» **What is needed**
The answer should be each line from the entries below that has the word "sanningens" in it.

╔══

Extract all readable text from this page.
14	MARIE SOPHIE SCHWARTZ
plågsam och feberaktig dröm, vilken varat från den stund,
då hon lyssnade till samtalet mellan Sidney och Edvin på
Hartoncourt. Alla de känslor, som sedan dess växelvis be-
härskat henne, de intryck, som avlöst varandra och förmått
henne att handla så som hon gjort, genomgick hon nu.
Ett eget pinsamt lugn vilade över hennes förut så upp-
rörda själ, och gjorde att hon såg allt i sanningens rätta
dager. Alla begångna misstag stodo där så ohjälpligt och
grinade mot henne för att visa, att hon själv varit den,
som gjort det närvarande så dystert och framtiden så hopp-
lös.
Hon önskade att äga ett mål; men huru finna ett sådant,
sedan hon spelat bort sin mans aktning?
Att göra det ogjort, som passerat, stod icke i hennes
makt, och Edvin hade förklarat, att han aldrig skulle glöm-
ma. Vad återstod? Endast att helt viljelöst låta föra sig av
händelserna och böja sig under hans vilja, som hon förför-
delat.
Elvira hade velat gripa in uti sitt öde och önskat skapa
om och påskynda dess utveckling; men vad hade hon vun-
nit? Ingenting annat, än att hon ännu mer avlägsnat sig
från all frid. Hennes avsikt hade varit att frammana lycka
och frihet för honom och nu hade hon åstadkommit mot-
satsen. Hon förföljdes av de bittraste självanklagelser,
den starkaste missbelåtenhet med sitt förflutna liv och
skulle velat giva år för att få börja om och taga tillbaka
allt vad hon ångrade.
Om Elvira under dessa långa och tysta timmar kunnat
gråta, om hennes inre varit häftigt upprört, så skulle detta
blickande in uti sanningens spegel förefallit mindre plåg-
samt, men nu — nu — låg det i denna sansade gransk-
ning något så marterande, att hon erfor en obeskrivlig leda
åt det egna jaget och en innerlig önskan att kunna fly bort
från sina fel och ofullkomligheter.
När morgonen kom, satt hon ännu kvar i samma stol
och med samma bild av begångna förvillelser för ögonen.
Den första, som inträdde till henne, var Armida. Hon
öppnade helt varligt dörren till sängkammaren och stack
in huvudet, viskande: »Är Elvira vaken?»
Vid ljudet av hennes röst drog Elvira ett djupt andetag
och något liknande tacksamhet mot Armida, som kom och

╚══

» **Exercise response**
rörda själ, och gjorde att hon såg allt i sanningens rätta
blickande in uti sanningens spegel förefallit mindre plåg-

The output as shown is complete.